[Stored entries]
————————

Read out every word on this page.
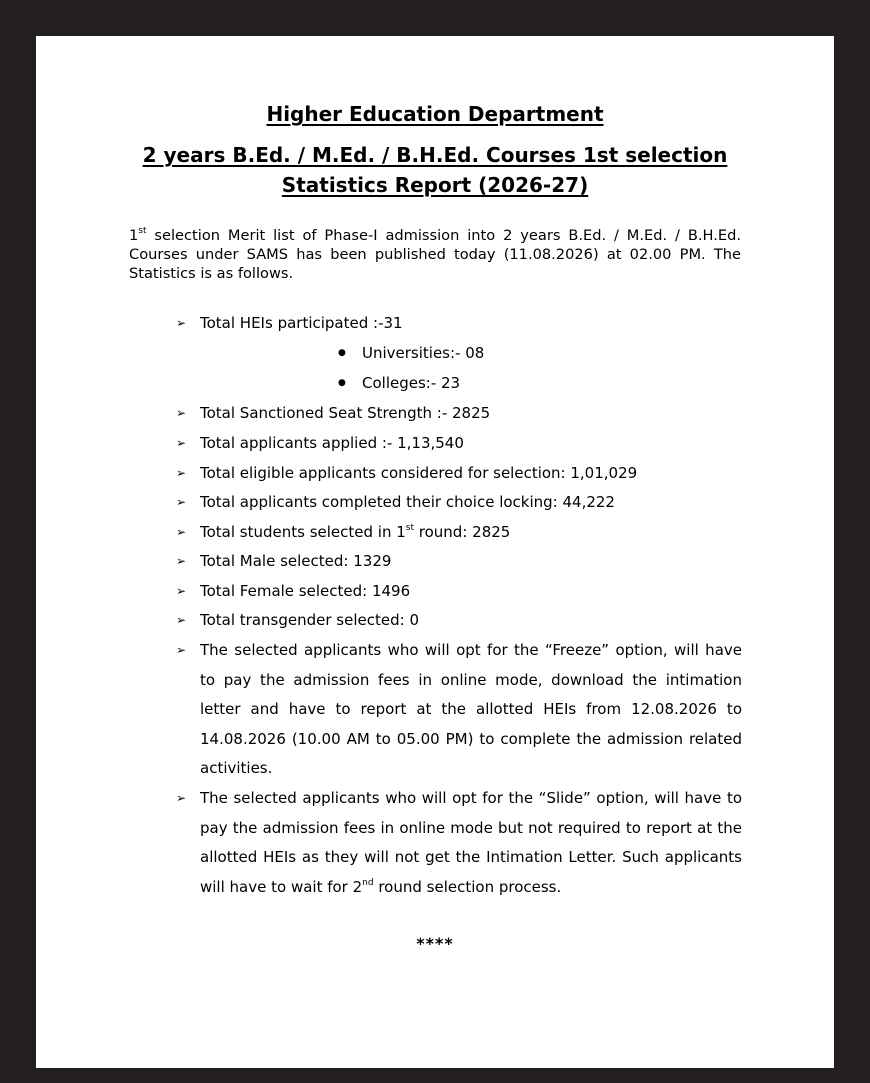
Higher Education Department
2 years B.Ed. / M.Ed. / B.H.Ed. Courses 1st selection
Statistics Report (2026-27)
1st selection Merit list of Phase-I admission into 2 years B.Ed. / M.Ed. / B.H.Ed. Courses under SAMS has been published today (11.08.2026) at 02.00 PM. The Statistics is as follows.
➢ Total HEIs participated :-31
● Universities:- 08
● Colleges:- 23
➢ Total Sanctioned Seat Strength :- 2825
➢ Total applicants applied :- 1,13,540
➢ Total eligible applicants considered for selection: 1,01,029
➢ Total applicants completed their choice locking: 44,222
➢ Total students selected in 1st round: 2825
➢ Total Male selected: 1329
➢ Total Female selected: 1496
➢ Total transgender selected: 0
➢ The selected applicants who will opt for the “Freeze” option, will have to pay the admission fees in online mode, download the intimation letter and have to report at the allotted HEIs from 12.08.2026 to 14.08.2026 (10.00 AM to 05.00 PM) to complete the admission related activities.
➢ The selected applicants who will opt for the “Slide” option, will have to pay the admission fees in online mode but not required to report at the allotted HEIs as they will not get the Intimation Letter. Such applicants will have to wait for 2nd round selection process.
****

————————

Goal → Gather all lines where the word "Statistics" appears.

Full answer →
Statistics Report (2026-27)
1st selection Merit list of Phase-I admission into 2 years B.Ed. / M.Ed. / B.H.Ed. Courses under SAMS has been published today (11.08.2026) at 02.00 PM. The Statistics is as follows.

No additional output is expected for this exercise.